Goal of the exercise: Scan the material that follows. Copy every line containing the word "this".

=======

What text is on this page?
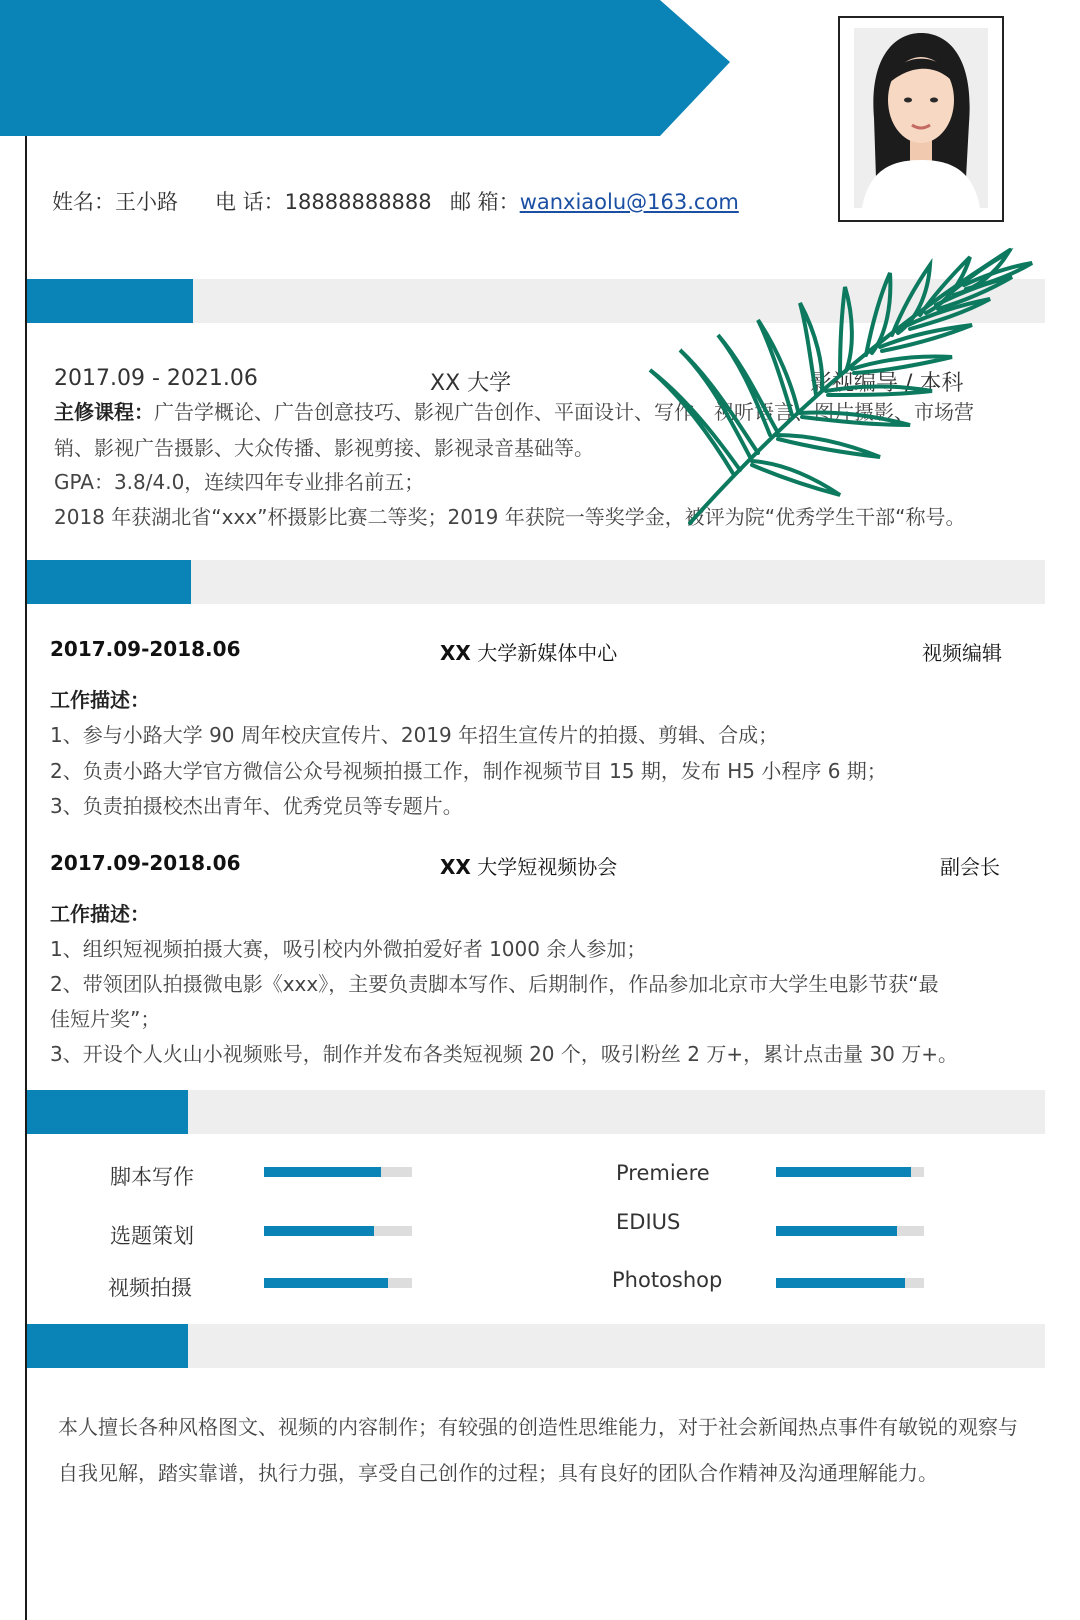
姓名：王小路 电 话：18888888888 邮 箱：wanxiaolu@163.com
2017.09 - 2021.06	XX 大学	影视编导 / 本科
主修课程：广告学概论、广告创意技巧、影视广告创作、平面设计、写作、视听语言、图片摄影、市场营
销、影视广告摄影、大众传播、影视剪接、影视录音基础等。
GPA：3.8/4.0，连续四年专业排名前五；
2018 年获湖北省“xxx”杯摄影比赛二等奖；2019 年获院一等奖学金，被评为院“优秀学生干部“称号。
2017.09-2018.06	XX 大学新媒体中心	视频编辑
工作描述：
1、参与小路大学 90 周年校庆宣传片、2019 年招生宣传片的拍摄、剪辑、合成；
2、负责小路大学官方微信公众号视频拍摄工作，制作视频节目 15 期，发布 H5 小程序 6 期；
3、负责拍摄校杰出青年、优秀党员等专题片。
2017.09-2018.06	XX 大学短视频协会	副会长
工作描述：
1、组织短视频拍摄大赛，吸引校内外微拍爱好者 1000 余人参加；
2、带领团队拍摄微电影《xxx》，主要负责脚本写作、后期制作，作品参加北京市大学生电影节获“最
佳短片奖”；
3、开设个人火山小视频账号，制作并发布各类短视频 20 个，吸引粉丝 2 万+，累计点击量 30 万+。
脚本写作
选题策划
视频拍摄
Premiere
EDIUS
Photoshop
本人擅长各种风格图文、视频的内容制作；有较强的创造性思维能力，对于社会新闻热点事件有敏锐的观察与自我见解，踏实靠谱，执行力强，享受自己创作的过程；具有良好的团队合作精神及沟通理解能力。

=======

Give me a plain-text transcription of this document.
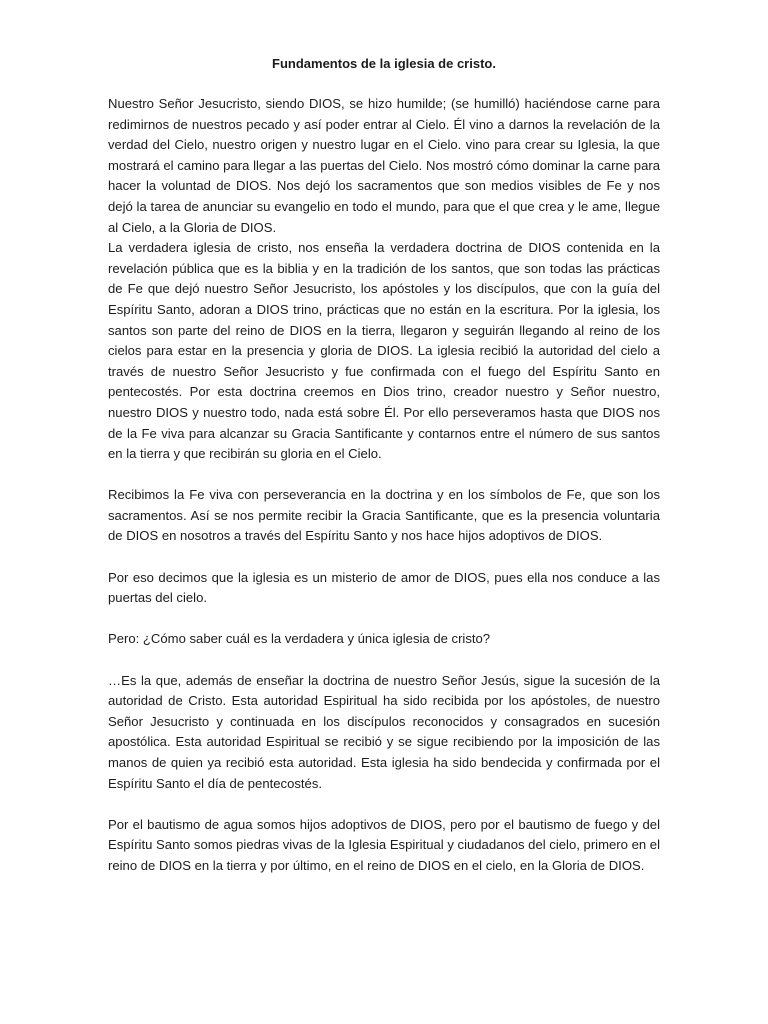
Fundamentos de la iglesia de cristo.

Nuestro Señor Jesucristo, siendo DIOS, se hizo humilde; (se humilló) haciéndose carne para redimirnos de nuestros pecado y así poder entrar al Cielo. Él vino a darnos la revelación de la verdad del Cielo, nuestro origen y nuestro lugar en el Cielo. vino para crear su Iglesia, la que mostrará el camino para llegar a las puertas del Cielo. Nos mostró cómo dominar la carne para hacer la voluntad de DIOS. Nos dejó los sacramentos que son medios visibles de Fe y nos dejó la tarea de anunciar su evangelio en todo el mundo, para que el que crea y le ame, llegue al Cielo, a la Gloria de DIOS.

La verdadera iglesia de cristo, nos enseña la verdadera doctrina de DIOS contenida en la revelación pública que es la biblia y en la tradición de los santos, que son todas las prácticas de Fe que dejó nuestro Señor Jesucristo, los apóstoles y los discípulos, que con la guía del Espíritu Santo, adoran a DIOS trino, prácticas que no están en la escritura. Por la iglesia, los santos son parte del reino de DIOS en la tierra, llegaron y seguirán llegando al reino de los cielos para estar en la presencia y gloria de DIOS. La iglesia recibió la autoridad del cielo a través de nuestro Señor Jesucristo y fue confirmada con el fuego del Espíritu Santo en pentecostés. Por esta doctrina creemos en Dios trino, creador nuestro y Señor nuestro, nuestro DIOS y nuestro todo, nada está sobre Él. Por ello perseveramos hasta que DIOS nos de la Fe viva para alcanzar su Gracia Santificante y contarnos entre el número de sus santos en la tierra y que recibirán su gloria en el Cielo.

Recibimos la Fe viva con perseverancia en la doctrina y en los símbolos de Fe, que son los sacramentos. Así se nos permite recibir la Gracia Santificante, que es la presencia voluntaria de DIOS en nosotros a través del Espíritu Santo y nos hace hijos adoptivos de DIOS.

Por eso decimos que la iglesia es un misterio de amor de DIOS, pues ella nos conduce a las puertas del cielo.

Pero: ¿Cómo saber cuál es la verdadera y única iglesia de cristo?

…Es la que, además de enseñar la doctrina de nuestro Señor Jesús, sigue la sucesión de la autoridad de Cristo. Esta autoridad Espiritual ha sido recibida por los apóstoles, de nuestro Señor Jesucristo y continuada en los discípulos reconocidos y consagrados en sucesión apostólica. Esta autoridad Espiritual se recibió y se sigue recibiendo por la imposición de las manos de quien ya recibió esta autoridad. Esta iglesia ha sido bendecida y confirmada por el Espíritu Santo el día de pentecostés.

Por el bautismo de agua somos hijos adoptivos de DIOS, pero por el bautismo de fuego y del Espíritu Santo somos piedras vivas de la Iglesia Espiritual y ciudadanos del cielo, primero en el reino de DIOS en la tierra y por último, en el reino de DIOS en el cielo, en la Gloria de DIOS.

=======

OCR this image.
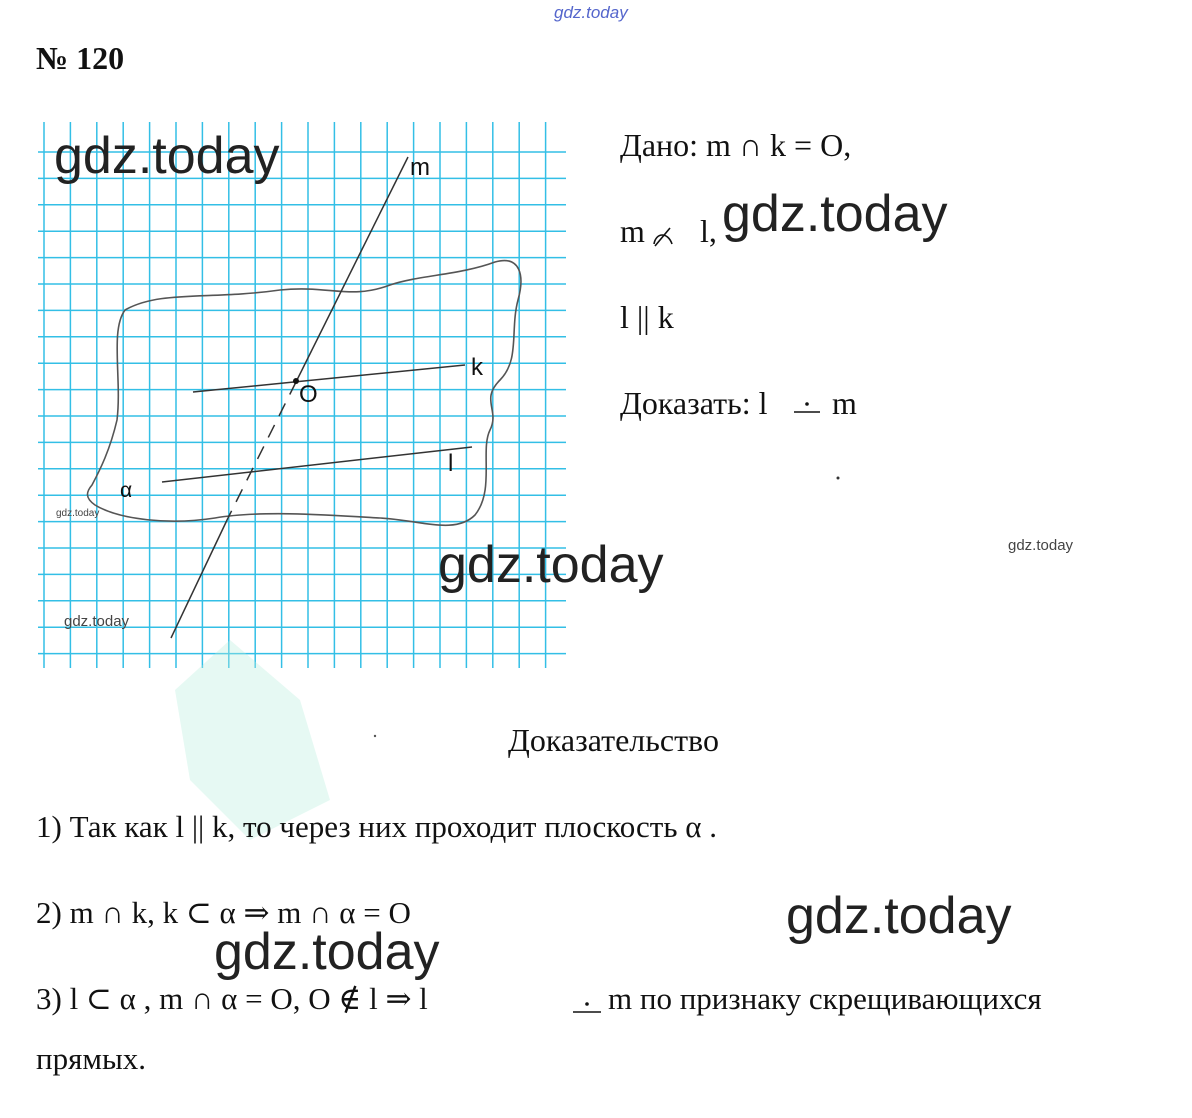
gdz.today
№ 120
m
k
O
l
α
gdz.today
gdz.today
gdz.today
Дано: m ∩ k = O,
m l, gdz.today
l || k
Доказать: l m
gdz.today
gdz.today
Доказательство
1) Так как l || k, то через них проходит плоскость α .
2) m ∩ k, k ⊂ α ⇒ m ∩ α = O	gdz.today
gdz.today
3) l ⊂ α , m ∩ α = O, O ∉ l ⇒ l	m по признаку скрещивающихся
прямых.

=======

Written solution:
What text is on this page?
Give me a plain-text transcription of this document.
OCR this image.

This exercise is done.